All of the data needs to be repeated exactly.

Collected data
## Begin
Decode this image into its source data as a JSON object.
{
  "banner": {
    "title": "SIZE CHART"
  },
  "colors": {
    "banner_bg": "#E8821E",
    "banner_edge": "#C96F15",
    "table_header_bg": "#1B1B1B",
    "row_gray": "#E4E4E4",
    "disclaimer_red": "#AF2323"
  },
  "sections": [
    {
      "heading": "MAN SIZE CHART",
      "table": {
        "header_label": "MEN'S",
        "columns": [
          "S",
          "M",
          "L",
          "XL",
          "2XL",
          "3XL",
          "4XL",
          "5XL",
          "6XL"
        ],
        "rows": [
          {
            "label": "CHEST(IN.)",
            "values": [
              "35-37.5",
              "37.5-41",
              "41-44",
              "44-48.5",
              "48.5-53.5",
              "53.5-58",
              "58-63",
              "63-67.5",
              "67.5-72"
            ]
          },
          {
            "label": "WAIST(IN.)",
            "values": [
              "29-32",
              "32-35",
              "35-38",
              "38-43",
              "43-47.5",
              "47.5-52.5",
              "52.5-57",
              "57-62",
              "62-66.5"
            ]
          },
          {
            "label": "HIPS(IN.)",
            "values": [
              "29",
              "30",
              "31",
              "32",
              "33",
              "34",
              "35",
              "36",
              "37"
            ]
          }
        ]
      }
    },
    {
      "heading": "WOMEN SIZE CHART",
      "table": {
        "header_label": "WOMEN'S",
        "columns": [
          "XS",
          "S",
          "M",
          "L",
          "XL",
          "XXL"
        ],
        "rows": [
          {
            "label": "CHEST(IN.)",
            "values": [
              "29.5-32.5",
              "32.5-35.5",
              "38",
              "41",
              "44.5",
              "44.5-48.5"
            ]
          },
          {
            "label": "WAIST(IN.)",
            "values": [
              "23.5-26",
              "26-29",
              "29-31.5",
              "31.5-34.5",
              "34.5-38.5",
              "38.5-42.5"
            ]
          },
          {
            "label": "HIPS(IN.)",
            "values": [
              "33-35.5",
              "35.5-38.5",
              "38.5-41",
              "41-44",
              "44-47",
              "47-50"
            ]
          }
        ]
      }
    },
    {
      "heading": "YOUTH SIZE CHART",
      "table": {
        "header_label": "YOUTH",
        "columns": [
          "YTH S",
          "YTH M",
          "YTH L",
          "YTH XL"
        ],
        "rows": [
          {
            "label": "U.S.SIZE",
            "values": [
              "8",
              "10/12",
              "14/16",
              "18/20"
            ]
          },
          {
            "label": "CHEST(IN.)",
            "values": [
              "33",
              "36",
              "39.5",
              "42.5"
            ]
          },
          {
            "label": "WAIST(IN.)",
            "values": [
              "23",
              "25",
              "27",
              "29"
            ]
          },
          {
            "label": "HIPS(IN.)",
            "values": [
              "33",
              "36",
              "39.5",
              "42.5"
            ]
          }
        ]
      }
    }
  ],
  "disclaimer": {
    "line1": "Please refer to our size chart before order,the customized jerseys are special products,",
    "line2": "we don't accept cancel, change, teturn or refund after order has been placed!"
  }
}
## End
OUTPUT OF THE EXERCISE »
Decode this image into its source data as a JSON object.
{
  "banner": {
    "title": "SIZE CHART"
  },
  "colors": {
    "banner_bg": "#E8821E",
    "banner_edge": "#C96F15",
    "table_header_bg": "#1B1B1B",
    "row_gray": "#E4E4E4",
    "disclaimer_red": "#AF2323"
  },
  "sections": [
    {
      "heading": "MAN SIZE CHART",
      "table": {
        "header_label": "MEN'S",
        "columns": [
          "S",
          "M",
          "L",
          "XL",
          "2XL",
          "3XL",
          "4XL",
          "5XL",
          "6XL"
        ],
        "rows": [
          {
            "label": "CHEST(IN.)",
            "values": [
              "35-37.5",
              "37.5-41",
              "41-44",
              "44-48.5",
              "48.5-53.5",
              "53.5-58",
              "58-63",
              "63-67.5",
              "67.5-72"
            ]
          },
          {
            "label": "WAIST(IN.)",
            "values": [
              "29-32",
              "32-35",
              "35-38",
              "38-43",
              "43-47.5",
              "47.5-52.5",
              "52.5-57",
              "57-62",
              "62-66.5"
            ]
          },
          {
            "label": "HIPS(IN.)",
            "values": [
              "29",
              "30",
              "31",
              "32",
              "33",
              "34",
              "35",
              "36",
              "37"
            ]
          }
        ]
      }
    },
    {
      "heading": "WOMEN SIZE CHART",
      "table": {
        "header_label": "WOMEN'S",
        "columns": [
          "XS",
          "S",
          "M",
          "L",
          "XL",
          "XXL"
        ],
        "rows": [
          {
            "label": "CHEST(IN.)",
            "values": [
              "29.5-32.5",
              "32.5-35.5",
              "38",
              "41",
              "44.5",
              "44.5-48.5"
            ]
          },
          {
            "label": "WAIST(IN.)",
            "values": [
              "23.5-26",
              "26-29",
              "29-31.5",
              "31.5-34.5",
              "34.5-38.5",
              "38.5-42.5"
            ]
          },
          {
            "label": "HIPS(IN.)",
            "values": [
              "33-35.5",
              "35.5-38.5",
              "38.5-41",
              "41-44",
              "44-47",
              "47-50"
            ]
          }
        ]
      }
    },
    {
      "heading": "YOUTH SIZE CHART",
      "table": {
        "header_label": "YOUTH",
        "columns": [
          "YTH S",
          "YTH M",
          "YTH L",
          "YTH XL"
        ],
        "rows": [
          {
            "label": "U.S.SIZE",
            "values": [
              "8",
              "10/12",
              "14/16",
              "18/20"
            ]
          },
          {
            "label": "CHEST(IN.)",
            "values": [
              "33",
              "36",
              "39.5",
              "42.5"
            ]
          },
          {
            "label": "WAIST(IN.)",
            "values": [
              "23",
              "25",
              "27",
              "29"
            ]
          },
          {
            "label": "HIPS(IN.)",
            "values": [
              "33",
              "36",
              "39.5",
              "42.5"
            ]
          }
        ]
      }
    }
  ],
  "disclaimer": {
    "line1": "Please refer to our size chart before order,the customized jerseys are special products,",
    "line2": "we don't accept cancel, change, teturn or refund after order has been placed!"
  }
}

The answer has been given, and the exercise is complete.